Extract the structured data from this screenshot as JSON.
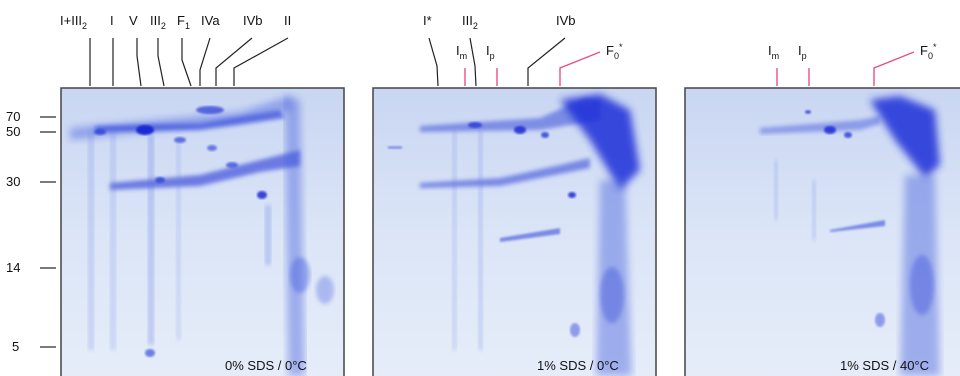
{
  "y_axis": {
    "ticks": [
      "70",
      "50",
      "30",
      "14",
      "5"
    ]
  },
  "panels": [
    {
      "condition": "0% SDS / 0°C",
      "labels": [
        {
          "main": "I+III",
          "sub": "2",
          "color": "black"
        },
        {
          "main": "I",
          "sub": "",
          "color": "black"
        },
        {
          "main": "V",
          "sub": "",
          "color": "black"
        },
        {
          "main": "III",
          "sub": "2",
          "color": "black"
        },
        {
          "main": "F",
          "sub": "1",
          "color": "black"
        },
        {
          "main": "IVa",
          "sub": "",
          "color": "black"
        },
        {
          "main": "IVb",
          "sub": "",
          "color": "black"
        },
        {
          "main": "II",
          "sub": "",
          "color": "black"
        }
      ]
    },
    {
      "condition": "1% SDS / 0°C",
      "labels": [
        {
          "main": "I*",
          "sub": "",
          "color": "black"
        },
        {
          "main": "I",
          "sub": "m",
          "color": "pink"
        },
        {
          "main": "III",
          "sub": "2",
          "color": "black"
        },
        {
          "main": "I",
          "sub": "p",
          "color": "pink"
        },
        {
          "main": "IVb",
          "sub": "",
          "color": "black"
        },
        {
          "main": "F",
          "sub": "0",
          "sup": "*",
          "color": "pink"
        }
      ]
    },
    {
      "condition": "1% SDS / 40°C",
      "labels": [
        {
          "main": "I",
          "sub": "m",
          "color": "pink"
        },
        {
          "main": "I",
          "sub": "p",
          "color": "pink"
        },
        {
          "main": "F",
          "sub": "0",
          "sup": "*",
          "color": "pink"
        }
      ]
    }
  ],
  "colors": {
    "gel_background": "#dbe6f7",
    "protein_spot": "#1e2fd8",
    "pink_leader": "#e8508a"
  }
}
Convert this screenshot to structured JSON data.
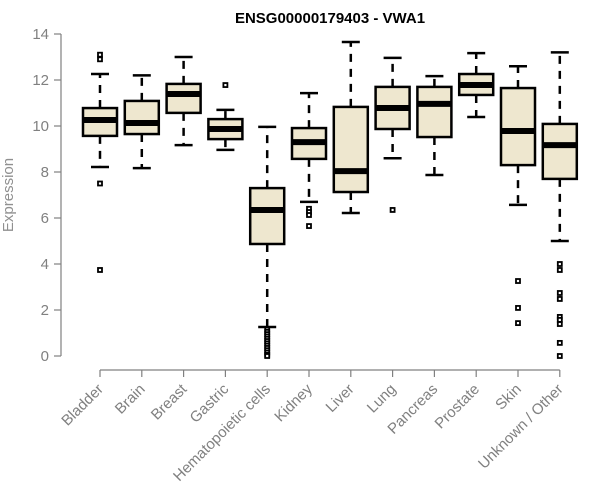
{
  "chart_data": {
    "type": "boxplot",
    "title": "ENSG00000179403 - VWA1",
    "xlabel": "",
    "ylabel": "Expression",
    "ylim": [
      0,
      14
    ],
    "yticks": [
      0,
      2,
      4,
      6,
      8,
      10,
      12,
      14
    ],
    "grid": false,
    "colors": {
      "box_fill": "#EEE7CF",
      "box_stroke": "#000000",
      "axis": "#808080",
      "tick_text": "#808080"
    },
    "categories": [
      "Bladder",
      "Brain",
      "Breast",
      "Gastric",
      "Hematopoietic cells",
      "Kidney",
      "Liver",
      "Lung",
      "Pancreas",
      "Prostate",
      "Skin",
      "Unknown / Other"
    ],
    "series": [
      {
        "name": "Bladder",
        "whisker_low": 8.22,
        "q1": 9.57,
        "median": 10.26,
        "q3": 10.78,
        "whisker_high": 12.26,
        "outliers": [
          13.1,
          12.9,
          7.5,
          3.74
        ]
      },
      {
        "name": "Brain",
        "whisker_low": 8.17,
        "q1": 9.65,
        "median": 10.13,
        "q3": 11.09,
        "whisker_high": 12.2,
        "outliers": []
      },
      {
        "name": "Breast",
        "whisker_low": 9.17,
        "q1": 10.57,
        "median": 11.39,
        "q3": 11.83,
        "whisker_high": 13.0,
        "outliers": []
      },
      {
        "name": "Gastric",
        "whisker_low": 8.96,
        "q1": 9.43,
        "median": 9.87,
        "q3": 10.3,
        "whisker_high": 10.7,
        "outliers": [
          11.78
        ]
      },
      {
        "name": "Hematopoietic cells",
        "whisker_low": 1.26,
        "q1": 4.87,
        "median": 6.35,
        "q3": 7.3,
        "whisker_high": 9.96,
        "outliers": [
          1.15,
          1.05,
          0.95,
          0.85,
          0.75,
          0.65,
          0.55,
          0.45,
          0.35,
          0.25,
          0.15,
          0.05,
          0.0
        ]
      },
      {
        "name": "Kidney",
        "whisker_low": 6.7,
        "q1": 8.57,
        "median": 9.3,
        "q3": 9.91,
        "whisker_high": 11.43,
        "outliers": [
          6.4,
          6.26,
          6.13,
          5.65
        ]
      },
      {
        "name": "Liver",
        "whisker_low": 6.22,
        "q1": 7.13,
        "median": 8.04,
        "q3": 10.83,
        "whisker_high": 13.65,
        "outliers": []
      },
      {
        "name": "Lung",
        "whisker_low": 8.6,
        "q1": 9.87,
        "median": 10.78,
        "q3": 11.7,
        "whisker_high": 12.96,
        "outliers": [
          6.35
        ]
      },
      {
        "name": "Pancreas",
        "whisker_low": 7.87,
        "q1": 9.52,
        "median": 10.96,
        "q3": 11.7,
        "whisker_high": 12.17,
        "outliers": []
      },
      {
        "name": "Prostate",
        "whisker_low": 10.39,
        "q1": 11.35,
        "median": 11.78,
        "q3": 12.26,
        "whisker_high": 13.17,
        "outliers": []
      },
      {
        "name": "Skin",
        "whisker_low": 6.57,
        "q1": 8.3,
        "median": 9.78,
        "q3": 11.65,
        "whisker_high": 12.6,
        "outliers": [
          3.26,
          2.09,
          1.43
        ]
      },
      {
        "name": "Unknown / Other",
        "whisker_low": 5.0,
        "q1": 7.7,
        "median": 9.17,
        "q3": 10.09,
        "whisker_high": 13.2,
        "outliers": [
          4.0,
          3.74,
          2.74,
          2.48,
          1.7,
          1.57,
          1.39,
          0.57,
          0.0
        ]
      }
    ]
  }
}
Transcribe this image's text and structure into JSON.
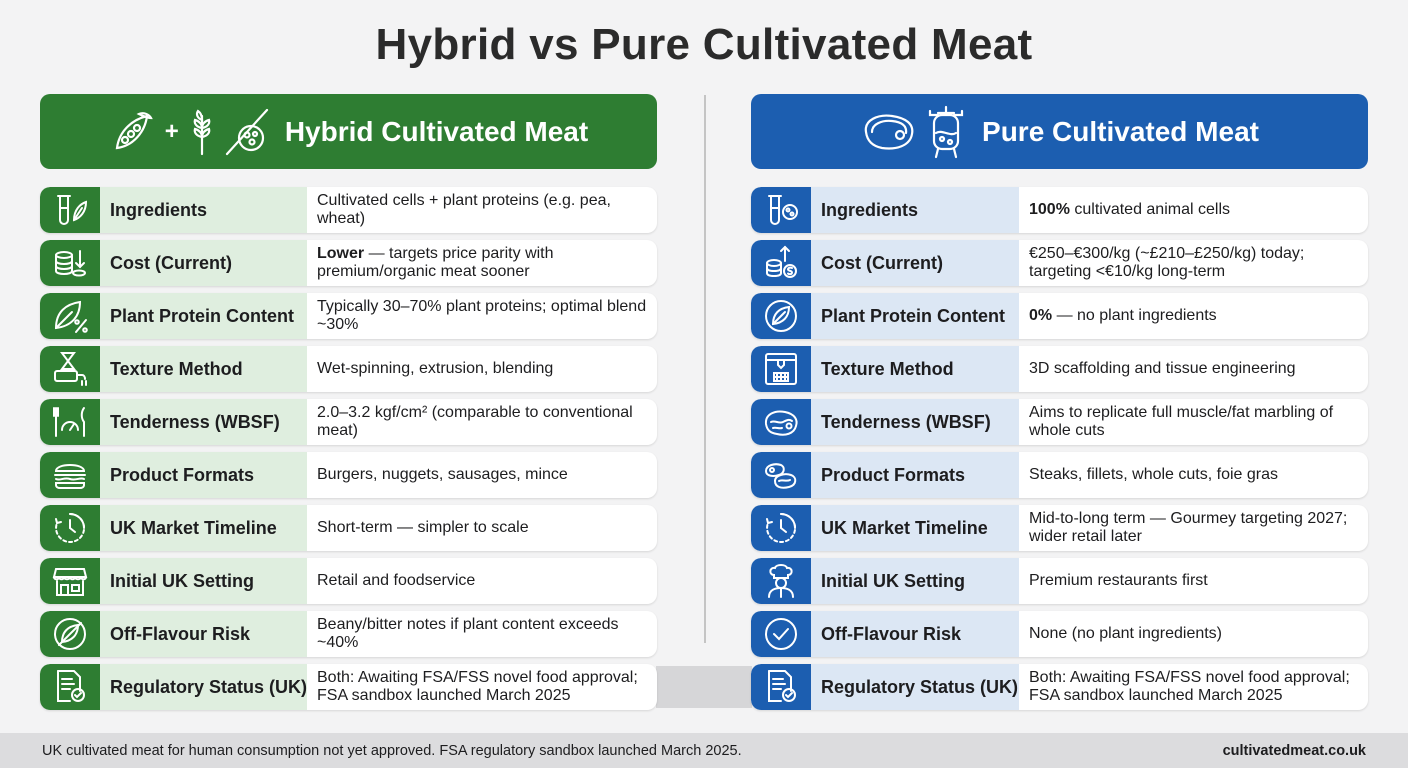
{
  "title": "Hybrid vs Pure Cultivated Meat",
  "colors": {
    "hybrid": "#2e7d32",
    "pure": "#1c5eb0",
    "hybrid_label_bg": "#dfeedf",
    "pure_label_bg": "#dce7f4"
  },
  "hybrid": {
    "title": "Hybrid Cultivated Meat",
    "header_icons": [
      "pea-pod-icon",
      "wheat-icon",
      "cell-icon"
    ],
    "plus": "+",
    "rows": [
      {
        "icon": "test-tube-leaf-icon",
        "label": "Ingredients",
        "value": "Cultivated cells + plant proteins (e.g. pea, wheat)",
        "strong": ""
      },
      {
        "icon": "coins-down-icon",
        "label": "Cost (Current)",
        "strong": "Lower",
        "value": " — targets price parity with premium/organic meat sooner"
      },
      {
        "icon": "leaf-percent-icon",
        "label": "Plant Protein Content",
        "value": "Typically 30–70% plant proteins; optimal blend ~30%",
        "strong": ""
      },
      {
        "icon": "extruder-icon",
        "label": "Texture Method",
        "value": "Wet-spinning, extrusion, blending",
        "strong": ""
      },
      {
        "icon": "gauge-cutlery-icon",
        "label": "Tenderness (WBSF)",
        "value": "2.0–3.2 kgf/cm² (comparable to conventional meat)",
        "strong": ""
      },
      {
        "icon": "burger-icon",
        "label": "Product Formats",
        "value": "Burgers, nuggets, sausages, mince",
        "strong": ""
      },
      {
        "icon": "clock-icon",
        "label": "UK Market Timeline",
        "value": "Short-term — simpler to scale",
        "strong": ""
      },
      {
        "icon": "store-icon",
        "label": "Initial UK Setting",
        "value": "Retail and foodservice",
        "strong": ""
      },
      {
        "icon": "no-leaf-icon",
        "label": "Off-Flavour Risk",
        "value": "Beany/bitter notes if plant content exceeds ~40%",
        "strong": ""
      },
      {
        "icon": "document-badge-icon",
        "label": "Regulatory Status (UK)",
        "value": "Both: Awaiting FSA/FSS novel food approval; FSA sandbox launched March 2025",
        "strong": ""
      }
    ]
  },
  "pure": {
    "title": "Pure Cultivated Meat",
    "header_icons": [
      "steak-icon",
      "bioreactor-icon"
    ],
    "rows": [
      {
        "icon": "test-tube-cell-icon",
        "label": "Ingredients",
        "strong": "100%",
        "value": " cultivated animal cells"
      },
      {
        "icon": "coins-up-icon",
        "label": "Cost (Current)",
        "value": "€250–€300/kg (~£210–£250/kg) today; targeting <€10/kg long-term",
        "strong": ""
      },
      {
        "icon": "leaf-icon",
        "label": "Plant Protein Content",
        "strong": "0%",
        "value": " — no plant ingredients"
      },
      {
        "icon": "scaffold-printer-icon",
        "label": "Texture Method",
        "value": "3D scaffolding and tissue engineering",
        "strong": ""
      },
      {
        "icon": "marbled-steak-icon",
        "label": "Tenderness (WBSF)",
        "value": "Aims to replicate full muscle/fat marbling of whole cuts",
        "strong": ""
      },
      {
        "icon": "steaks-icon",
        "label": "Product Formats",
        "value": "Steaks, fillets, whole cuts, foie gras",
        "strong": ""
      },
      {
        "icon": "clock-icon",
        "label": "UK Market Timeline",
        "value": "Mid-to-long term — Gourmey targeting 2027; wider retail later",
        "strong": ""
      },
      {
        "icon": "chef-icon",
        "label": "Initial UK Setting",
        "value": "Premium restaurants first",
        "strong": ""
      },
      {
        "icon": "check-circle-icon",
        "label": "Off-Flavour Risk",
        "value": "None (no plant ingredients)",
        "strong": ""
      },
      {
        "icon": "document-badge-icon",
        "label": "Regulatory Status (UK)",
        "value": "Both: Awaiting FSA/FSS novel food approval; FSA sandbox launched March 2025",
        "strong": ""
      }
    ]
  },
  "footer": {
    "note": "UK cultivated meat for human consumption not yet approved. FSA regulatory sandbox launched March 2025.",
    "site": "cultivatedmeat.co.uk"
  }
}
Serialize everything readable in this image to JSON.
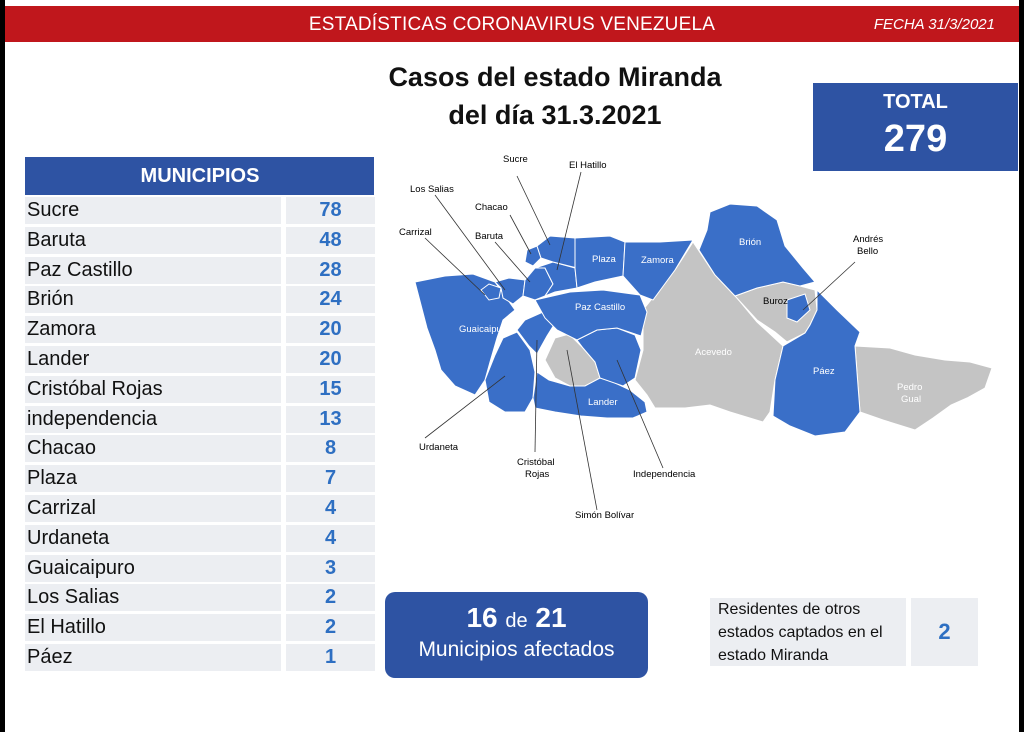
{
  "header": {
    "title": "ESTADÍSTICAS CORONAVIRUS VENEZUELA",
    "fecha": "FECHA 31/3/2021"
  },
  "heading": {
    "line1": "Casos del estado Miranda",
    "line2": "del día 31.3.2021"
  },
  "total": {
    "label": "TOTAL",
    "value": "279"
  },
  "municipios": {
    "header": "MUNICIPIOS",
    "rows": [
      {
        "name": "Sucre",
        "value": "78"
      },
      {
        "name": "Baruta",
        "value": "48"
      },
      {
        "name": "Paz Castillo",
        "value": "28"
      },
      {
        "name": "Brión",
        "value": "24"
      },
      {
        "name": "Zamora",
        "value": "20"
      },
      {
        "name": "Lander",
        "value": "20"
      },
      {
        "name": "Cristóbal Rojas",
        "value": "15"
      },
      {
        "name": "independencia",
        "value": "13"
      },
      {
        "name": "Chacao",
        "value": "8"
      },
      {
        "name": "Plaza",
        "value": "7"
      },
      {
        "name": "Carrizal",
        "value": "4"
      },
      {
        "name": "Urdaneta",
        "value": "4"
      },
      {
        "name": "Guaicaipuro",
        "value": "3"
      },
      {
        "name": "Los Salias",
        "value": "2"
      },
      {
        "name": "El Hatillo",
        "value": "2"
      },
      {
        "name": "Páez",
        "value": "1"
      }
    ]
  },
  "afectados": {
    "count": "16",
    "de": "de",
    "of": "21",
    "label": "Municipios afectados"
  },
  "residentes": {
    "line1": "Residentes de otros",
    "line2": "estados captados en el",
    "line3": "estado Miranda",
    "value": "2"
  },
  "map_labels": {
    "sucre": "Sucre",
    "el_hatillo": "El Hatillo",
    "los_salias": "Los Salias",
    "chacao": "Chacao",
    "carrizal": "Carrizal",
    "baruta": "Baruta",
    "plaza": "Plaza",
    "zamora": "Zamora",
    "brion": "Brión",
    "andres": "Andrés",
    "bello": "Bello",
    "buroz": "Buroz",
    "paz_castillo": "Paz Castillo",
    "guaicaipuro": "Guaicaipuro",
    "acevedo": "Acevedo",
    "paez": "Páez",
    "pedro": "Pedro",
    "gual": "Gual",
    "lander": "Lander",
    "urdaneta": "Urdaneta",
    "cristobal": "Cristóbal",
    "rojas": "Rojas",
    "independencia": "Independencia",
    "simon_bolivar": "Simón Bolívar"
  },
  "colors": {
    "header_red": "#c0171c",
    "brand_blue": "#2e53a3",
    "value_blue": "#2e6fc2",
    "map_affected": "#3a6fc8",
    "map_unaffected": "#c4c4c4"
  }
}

# EXERCISE DIRECTIONS:
Make a list of all lines in the data that contain "leaf".

# RESULT OF THIS EXERCISE:
        "icon": "test-tube-leaf-icon",
        "icon": "leaf-percent-icon",
        "icon": "no-leaf-icon",
        "icon": "leaf-icon",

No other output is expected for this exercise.